[Provided records start]
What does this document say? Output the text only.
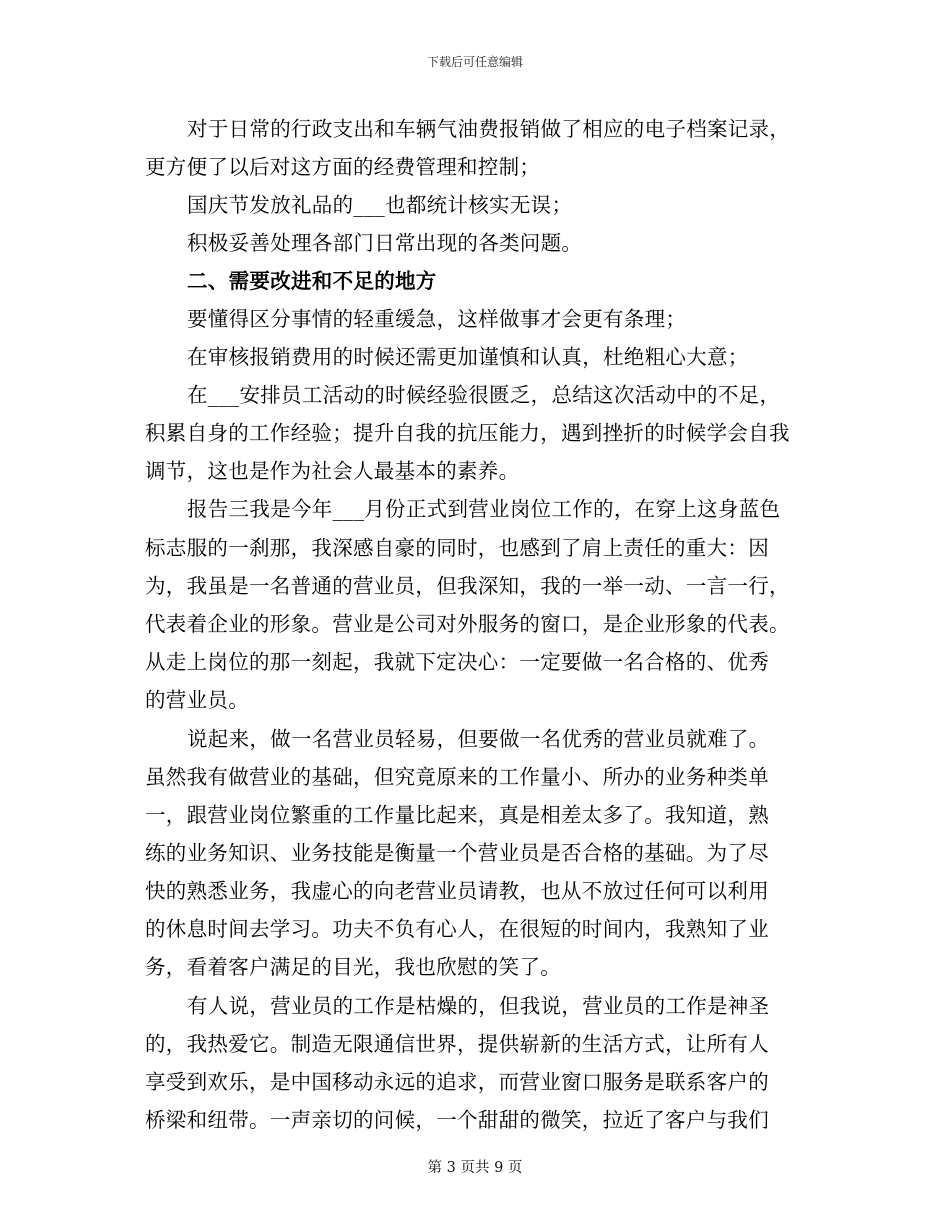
下载后可任意编辑
对于日常的行政支出和车辆气油费报销做了相应的电子档案记录，
更方便了以后对这方面的经费管理和控制；
国庆节发放礼品的___也都统计核实无误；
积极妥善处理各部门日常出现的各类问题。
二、需要改进和不足的地方
要懂得区分事情的轻重缓急，这样做事才会更有条理；
在审核报销费用的时候还需更加谨慎和认真，杜绝粗心大意；
在___安排员工活动的时候经验很匮乏，总结这次活动中的不足，
积累自身的工作经验；提升自我的抗压能力，遇到挫折的时候学会自我
调节，这也是作为社会人最基本的素养。
报告三我是今年___月份正式到营业岗位工作的，在穿上这身蓝色
标志服的一刹那，我深感自豪的同时，也感到了肩上责任的重大：因
为，我虽是一名普通的营业员，但我深知，我的一举一动、一言一行，
代表着企业的形象。营业是公司对外服务的窗口，是企业形象的代表。
从走上岗位的那一刻起，我就下定决心：一定要做一名合格的、优秀
的营业员。
说起来，做一名营业员轻易，但要做一名优秀的营业员就难了。
虽然我有做营业的基础，但究竟原来的工作量小、所办的业务种类单
一，跟营业岗位繁重的工作量比起来，真是相差太多了。我知道，熟
练的业务知识、业务技能是衡量一个营业员是否合格的基础。为了尽
快的熟悉业务，我虚心的向老营业员请教，也从不放过任何可以利用
的休息时间去学习。功夫不负有心人，在很短的时间内，我熟知了业
务，看着客户满足的目光，我也欣慰的笑了。
有人说，营业员的工作是枯燥的，但我说，营业员的工作是神圣
的，我热爱它。制造无限通信世界，提供崭新的生活方式，让所有人
享受到欢乐，是中国移动永远的追求，而营业窗口服务是联系客户的
桥梁和纽带。一声亲切的问候，一个甜甜的微笑，拉近了客户与我们
第 3 页共 9 页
[Provided records end]
## Job
Every line of text is to be repeated exactly; pictures are left out.

## Answer to the task
What does this document say? Output the text only.
下载后可任意编辑
对于日常的行政支出和车辆气油费报销做了相应的电子档案记录，
更方便了以后对这方面的经费管理和控制；
国庆节发放礼品的___也都统计核实无误；
积极妥善处理各部门日常出现的各类问题。
二、需要改进和不足的地方
要懂得区分事情的轻重缓急，这样做事才会更有条理；
在审核报销费用的时候还需更加谨慎和认真，杜绝粗心大意；
在___安排员工活动的时候经验很匮乏，总结这次活动中的不足，
积累自身的工作经验；提升自我的抗压能力，遇到挫折的时候学会自我
调节，这也是作为社会人最基本的素养。
报告三我是今年___月份正式到营业岗位工作的，在穿上这身蓝色
标志服的一刹那，我深感自豪的同时，也感到了肩上责任的重大：因
为，我虽是一名普通的营业员，但我深知，我的一举一动、一言一行，
代表着企业的形象。营业是公司对外服务的窗口，是企业形象的代表。
从走上岗位的那一刻起，我就下定决心：一定要做一名合格的、优秀
的营业员。
说起来，做一名营业员轻易，但要做一名优秀的营业员就难了。
虽然我有做营业的基础，但究竟原来的工作量小、所办的业务种类单
一，跟营业岗位繁重的工作量比起来，真是相差太多了。我知道，熟
练的业务知识、业务技能是衡量一个营业员是否合格的基础。为了尽
快的熟悉业务，我虚心的向老营业员请教，也从不放过任何可以利用
的休息时间去学习。功夫不负有心人，在很短的时间内，我熟知了业
务，看着客户满足的目光，我也欣慰的笑了。
有人说，营业员的工作是枯燥的，但我说，营业员的工作是神圣
的，我热爱它。制造无限通信世界，提供崭新的生活方式，让所有人
享受到欢乐，是中国移动永远的追求，而营业窗口服务是联系客户的
桥梁和纽带。一声亲切的问候，一个甜甜的微笑，拉近了客户与我们
第 3 页共 9 页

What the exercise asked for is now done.